* Records shown:
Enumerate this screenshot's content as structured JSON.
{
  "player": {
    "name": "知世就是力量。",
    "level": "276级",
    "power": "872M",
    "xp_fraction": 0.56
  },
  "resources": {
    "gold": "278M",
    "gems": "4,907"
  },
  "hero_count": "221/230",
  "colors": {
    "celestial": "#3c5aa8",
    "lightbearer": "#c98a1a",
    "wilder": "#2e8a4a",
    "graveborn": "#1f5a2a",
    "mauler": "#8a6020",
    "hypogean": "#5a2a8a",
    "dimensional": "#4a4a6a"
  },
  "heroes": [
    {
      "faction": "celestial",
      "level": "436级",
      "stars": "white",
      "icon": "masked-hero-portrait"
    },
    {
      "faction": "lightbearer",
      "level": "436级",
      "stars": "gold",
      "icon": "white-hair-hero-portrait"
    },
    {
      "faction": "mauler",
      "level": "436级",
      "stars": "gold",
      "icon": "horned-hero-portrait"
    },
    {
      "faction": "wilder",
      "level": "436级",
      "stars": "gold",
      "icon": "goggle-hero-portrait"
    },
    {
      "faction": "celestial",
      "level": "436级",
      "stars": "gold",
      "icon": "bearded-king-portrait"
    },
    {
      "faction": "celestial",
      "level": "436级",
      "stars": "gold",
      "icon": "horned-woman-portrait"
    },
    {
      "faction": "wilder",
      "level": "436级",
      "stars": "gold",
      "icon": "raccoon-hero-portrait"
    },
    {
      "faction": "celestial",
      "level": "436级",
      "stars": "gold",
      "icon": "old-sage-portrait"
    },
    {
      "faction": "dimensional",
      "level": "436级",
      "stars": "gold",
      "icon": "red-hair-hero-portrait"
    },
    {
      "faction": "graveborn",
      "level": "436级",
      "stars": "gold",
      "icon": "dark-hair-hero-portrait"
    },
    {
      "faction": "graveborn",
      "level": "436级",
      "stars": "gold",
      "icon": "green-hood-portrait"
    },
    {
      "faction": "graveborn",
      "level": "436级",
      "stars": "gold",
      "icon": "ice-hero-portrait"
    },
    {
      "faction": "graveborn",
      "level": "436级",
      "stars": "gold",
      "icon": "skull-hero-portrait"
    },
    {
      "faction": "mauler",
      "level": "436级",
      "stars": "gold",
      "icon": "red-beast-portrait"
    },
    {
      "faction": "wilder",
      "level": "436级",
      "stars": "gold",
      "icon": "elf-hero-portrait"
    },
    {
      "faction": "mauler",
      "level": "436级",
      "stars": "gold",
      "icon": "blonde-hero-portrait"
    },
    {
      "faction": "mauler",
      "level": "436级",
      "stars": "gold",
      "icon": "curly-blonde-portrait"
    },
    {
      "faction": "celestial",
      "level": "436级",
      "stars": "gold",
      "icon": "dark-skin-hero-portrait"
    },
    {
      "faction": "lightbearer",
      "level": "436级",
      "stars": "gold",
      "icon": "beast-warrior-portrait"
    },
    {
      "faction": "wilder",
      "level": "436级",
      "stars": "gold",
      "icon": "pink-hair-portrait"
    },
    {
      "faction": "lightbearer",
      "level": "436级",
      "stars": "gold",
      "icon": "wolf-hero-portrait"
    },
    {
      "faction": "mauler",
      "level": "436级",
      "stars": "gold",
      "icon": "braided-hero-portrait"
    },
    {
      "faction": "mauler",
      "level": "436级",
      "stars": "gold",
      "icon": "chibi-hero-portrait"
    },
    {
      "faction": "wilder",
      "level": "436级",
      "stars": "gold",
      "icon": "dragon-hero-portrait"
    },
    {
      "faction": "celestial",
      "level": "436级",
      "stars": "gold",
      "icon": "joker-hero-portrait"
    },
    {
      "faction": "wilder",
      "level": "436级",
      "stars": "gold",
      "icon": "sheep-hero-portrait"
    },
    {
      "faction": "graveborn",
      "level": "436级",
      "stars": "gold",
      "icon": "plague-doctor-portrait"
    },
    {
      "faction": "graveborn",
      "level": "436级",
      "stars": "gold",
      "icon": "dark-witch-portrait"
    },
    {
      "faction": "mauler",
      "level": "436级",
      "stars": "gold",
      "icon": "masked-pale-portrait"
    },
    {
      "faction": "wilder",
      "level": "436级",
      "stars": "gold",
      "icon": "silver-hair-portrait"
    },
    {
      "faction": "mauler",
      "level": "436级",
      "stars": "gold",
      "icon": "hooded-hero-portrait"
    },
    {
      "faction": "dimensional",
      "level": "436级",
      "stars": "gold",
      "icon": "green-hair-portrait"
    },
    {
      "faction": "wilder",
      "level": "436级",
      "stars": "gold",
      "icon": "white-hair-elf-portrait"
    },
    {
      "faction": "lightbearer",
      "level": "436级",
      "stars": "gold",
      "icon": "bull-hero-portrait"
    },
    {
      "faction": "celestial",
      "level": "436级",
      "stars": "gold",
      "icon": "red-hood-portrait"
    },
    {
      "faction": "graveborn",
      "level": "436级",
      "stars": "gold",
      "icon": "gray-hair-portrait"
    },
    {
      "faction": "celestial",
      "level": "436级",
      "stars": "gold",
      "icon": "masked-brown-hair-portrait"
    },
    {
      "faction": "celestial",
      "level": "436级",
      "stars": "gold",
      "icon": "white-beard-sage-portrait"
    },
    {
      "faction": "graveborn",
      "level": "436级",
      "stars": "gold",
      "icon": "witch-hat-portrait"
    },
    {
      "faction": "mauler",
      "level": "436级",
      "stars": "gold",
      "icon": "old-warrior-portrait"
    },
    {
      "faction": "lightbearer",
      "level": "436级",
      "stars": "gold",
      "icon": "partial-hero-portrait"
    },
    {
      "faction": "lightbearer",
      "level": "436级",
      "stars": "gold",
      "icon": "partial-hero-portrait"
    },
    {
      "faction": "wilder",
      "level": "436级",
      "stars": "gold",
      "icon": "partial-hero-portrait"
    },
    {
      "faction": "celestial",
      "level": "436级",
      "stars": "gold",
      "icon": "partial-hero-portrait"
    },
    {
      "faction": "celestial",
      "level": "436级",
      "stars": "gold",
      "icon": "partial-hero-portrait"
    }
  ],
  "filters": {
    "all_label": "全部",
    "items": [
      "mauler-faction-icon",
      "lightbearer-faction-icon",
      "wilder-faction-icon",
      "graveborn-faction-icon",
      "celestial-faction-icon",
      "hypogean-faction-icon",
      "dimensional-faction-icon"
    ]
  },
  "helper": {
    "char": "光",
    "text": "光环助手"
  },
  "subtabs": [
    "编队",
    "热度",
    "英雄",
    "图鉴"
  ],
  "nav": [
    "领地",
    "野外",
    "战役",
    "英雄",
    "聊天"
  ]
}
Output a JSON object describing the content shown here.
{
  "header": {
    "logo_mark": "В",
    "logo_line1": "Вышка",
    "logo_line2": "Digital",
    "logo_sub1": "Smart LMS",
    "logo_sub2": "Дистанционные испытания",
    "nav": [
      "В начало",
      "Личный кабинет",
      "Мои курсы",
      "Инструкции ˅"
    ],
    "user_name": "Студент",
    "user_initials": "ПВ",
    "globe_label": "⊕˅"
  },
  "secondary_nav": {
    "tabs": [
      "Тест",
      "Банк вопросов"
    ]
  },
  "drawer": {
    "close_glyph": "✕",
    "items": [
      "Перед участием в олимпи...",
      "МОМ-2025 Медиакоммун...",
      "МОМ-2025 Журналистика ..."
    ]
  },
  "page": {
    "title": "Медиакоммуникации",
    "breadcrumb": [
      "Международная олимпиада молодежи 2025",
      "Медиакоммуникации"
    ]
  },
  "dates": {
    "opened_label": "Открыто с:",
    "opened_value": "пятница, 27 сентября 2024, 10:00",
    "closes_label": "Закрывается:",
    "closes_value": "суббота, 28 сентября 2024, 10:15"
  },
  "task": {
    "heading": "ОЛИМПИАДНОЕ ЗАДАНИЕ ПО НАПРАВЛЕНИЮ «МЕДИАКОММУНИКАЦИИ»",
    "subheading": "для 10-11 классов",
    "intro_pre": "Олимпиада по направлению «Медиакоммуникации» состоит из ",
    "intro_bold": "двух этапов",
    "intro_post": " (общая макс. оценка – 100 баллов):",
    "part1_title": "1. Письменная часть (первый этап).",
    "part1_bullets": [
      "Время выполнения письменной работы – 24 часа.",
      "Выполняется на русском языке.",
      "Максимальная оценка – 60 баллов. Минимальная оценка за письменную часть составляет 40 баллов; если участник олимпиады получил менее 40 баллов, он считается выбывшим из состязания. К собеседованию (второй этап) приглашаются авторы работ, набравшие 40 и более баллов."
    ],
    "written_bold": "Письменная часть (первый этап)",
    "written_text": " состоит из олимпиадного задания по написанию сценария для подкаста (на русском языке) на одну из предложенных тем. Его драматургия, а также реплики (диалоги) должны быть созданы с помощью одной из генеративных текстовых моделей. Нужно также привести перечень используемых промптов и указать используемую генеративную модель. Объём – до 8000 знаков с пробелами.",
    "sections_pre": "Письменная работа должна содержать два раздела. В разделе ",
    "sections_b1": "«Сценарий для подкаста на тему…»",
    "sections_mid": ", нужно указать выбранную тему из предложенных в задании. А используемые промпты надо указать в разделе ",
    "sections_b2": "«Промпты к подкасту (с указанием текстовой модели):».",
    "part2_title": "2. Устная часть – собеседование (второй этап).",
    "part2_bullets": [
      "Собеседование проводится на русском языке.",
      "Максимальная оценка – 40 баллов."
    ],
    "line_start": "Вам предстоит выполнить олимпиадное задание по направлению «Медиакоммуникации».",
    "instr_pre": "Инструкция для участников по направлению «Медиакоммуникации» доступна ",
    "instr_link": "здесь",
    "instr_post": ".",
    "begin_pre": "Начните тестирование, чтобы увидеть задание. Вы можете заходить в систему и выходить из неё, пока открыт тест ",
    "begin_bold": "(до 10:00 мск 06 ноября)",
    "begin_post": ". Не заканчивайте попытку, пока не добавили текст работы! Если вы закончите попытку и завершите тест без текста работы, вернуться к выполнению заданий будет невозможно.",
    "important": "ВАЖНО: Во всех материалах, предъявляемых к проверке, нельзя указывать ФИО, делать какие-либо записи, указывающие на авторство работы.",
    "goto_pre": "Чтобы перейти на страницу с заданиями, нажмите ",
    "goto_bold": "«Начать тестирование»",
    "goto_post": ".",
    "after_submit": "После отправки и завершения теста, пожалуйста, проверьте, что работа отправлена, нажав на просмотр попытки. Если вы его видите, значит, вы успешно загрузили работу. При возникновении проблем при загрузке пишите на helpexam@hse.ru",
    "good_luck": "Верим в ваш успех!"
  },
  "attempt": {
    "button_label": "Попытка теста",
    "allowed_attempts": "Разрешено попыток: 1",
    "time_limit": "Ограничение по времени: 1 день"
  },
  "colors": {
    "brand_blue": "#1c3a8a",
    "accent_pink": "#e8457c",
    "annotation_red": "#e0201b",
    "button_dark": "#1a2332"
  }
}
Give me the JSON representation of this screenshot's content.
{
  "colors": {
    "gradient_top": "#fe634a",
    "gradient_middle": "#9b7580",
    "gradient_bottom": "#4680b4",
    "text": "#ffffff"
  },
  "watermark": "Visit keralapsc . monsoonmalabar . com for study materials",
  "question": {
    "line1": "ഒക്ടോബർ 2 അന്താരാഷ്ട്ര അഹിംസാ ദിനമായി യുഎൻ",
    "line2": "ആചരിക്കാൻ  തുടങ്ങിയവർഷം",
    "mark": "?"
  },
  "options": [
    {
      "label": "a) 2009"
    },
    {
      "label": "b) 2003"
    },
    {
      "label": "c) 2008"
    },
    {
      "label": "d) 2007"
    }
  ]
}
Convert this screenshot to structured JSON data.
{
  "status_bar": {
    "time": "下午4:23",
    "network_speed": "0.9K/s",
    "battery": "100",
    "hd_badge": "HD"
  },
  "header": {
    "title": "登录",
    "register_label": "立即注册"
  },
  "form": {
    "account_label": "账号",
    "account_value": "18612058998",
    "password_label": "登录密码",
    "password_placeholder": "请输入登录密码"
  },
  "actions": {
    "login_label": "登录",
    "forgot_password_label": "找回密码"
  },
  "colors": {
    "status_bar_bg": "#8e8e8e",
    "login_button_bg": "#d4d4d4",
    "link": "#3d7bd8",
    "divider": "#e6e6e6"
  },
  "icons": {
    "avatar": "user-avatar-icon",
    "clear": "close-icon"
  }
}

* Given instruction:
Search the listing for the string "JSON". Copy each line where it turns up.

* Result of the exercise:
Enumerate this screenshot's content as structured JSON.
Output a JSON object describing the content shown here.
Give me the JSON representation of this screenshot's content.
Convert this screenshot to structured JSON data.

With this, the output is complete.